TASK DIRECTIONS — Rewrite the rows below, swapping "Sales Associate" for "Store Manager" and leaving everything else unchanged. Do not include the pictures in your answer.

## START GIVEN ENTRIES

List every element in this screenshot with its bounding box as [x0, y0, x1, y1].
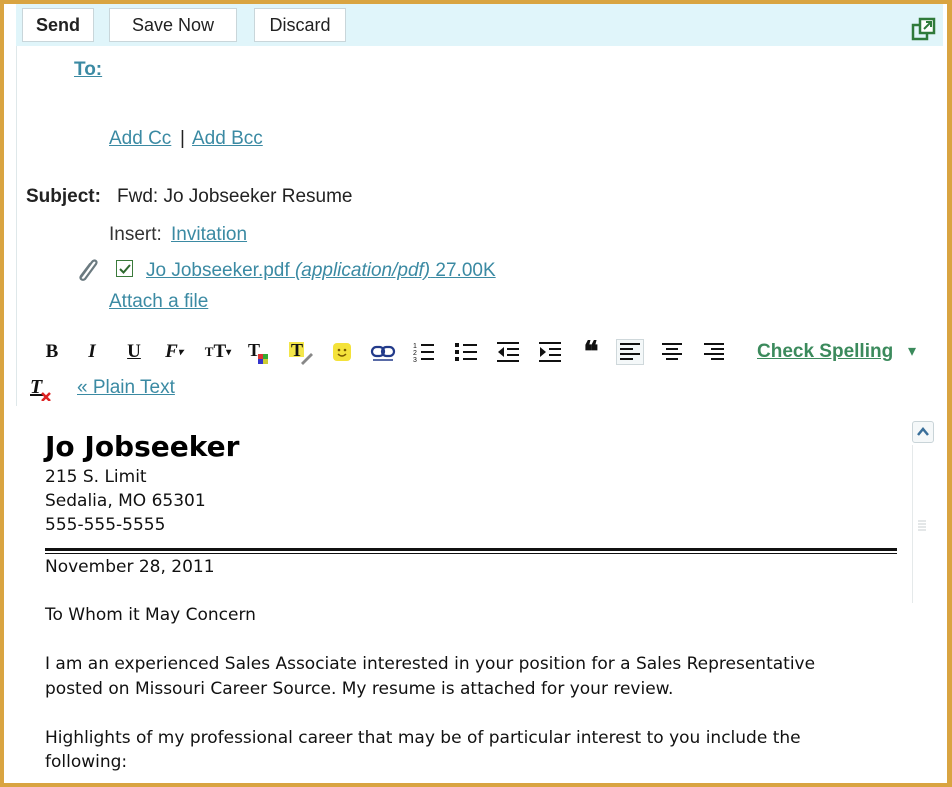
- letter-name: Jo Jobseeker: [45, 430, 240, 463]
- letter-paragraph-line: I am an experienced Sales Associate inte…: [45, 654, 816, 674]
- align-left-icon[interactable]: [616, 339, 644, 365]
- italic-icon[interactable]: I: [78, 339, 106, 365]
- letter-salutation: To Whom it May Concern: [45, 605, 256, 625]
- font-size-icon[interactable]: T T ▾: [201, 339, 235, 365]
- divider: [45, 548, 897, 551]
- underline-icon[interactable]: U: [120, 339, 148, 365]
- attachment-name: Jo Jobseeker.pdf: [146, 260, 290, 281]
- letter-paragraph-line: following:: [45, 752, 128, 772]
- quote-icon[interactable]: ❝: [577, 337, 605, 368]
- link-icon[interactable]: [369, 339, 397, 365]
- attachment-link[interactable]: Jo Jobseeker.pdf (application/pdf) 27.00…: [146, 260, 496, 282]
- attachment-checkbox[interactable]: [116, 260, 133, 277]
- svg-text:T: T: [291, 340, 303, 360]
- svg-text:2: 2: [413, 350, 417, 357]
- letter-address-line2: Sedalia, MO 65301: [45, 491, 206, 511]
- insert-label: Insert:: [109, 224, 162, 245]
- plain-text-link[interactable]: « Plain Text: [77, 377, 175, 399]
- attachment-type: (application/pdf): [294, 260, 431, 281]
- attach-file-link[interactable]: Attach a file: [109, 291, 208, 313]
- emoticon-icon[interactable]: [328, 339, 356, 365]
- letter-phone: 555-555-5555: [45, 515, 166, 535]
- letter-paragraph-line: posted on Missouri Career Source. My res…: [45, 679, 674, 699]
- discard-button[interactable]: Discard: [254, 8, 346, 42]
- bullet-list-icon[interactable]: [452, 339, 480, 365]
- svg-text:3: 3: [413, 357, 417, 363]
- attachment-size: 27.00K: [435, 260, 496, 281]
- to-label[interactable]: To:: [74, 59, 102, 81]
- left-border: [16, 46, 17, 406]
- add-bcc-link[interactable]: Add Bcc: [192, 128, 263, 150]
- popout-icon[interactable]: [911, 17, 937, 43]
- highlight-icon[interactable]: T: [286, 339, 314, 365]
- check-spelling-link[interactable]: Check Spelling: [757, 341, 893, 363]
- letter-date: November 28, 2011: [45, 557, 215, 577]
- save-now-button[interactable]: Save Now: [109, 8, 237, 42]
- clear-formatting-icon[interactable]: T: [28, 375, 54, 402]
- letter-paragraph-line: Highlights of my professional career tha…: [45, 728, 801, 748]
- scrollbar-grip-icon[interactable]: [918, 518, 926, 534]
- subject-input[interactable]: Fwd: Jo Jobseeker Resume: [117, 186, 353, 208]
- outdent-icon[interactable]: [494, 339, 522, 365]
- send-button[interactable]: Send: [22, 8, 94, 42]
- chevron-down-icon[interactable]: ▾: [908, 341, 916, 361]
- text-color-icon[interactable]: T: [244, 339, 272, 365]
- align-center-icon[interactable]: [658, 339, 686, 365]
- svg-text:1: 1: [413, 343, 417, 350]
- numbered-list-icon[interactable]: 123: [410, 339, 438, 365]
- insert-invitation-link[interactable]: Invitation: [171, 224, 247, 246]
- divider: [45, 553, 897, 554]
- font-icon[interactable]: F ▾: [160, 339, 188, 365]
- paperclip-icon: [73, 255, 101, 283]
- letter-address-line1: 215 S. Limit: [45, 467, 147, 487]
- cc-bcc-separator: |: [180, 128, 185, 149]
- align-right-icon[interactable]: [700, 339, 728, 365]
- subject-label: Subject:: [26, 186, 101, 207]
- bold-icon[interactable]: B: [38, 339, 66, 365]
- add-cc-link[interactable]: Add Cc: [109, 128, 171, 150]
- scroll-up-button[interactable]: [912, 421, 934, 443]
- indent-icon[interactable]: [536, 339, 564, 365]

## END GIVEN ENTRIES

FINISHED TASK —
List every element in this screenshot with its bounding box as [x0, y0, x1, y1].
- letter-name: Jo Jobseeker: [45, 430, 240, 463]
- letter-paragraph-line: I am an experienced Store Manager inte…: [45, 654, 816, 674]
- align-left-icon[interactable]: [616, 339, 644, 365]
- italic-icon[interactable]: I: [78, 339, 106, 365]
- letter-salutation: To Whom it May Concern: [45, 605, 256, 625]
- font-size-icon[interactable]: T T ▾: [201, 339, 235, 365]
- divider: [45, 548, 897, 551]
- underline-icon[interactable]: U: [120, 339, 148, 365]
- attachment-name: Jo Jobseeker.pdf: [146, 260, 290, 281]
- letter-paragraph-line: following:: [45, 752, 128, 772]
- quote-icon[interactable]: ❝: [577, 337, 605, 368]
- link-icon[interactable]: [369, 339, 397, 365]
- attachment-link[interactable]: Jo Jobseeker.pdf (application/pdf) 27.00…: [146, 260, 496, 282]
- attachment-checkbox[interactable]: [116, 260, 133, 277]
- svg-text:T: T: [291, 340, 303, 360]
- svg-text:2: 2: [413, 350, 417, 357]
- letter-address-line2: Sedalia, MO 65301: [45, 491, 206, 511]
- insert-label: Insert:: [109, 224, 162, 245]
- plain-text-link[interactable]: « Plain Text: [77, 377, 175, 399]
- attachment-type: (application/pdf): [294, 260, 431, 281]
- attach-file-link[interactable]: Attach a file: [109, 291, 208, 313]
- emoticon-icon[interactable]: [328, 339, 356, 365]
- letter-phone: 555-555-5555: [45, 515, 166, 535]
- letter-paragraph-line: posted on Missouri Career Source. My res…: [45, 679, 674, 699]
- discard-button[interactable]: Discard: [254, 8, 346, 42]
- bullet-list-icon[interactable]: [452, 339, 480, 365]
- svg-text:3: 3: [413, 357, 417, 363]
- attachment-size: 27.00K: [435, 260, 496, 281]
- to-label[interactable]: To:: [74, 59, 102, 81]
- left-border: [16, 46, 17, 406]
- add-bcc-link[interactable]: Add Bcc: [192, 128, 263, 150]
- popout-icon[interactable]: [911, 17, 937, 43]
- highlight-icon[interactable]: T: [286, 339, 314, 365]
- check-spelling-link[interactable]: Check Spelling: [757, 341, 893, 363]
- letter-date: November 28, 2011: [45, 557, 215, 577]
- save-now-button[interactable]: Save Now: [109, 8, 237, 42]
- clear-formatting-icon[interactable]: T: [28, 375, 54, 402]
- letter-paragraph-line: Highlights of my professional career tha…: [45, 728, 801, 748]
- scrollbar-grip-icon[interactable]: [918, 518, 926, 534]
- subject-input[interactable]: Fwd: Jo Jobseeker Resume: [117, 186, 353, 208]
- outdent-icon[interactable]: [494, 339, 522, 365]
- send-button[interactable]: Send: [22, 8, 94, 42]
- chevron-down-icon[interactable]: ▾: [908, 341, 916, 361]
- text-color-icon[interactable]: T: [244, 339, 272, 365]
- align-center-icon[interactable]: [658, 339, 686, 365]
- svg-text:1: 1: [413, 343, 417, 350]
- numbered-list-icon[interactable]: 123: [410, 339, 438, 365]
- insert-invitation-link[interactable]: Invitation: [171, 224, 247, 246]
- divider: [45, 553, 897, 554]
- font-icon[interactable]: F ▾: [160, 339, 188, 365]
- paperclip-icon: [73, 255, 101, 283]
- letter-address-line1: 215 S. Limit: [45, 467, 147, 487]
- cc-bcc-separator: |: [180, 128, 185, 149]
- align-right-icon[interactable]: [700, 339, 728, 365]
- subject-label: Subject:: [26, 186, 101, 207]
- bold-icon[interactable]: B: [38, 339, 66, 365]
- add-cc-link[interactable]: Add Cc: [109, 128, 171, 150]
- scroll-up-button[interactable]: [912, 421, 934, 443]
- indent-icon[interactable]: [536, 339, 564, 365]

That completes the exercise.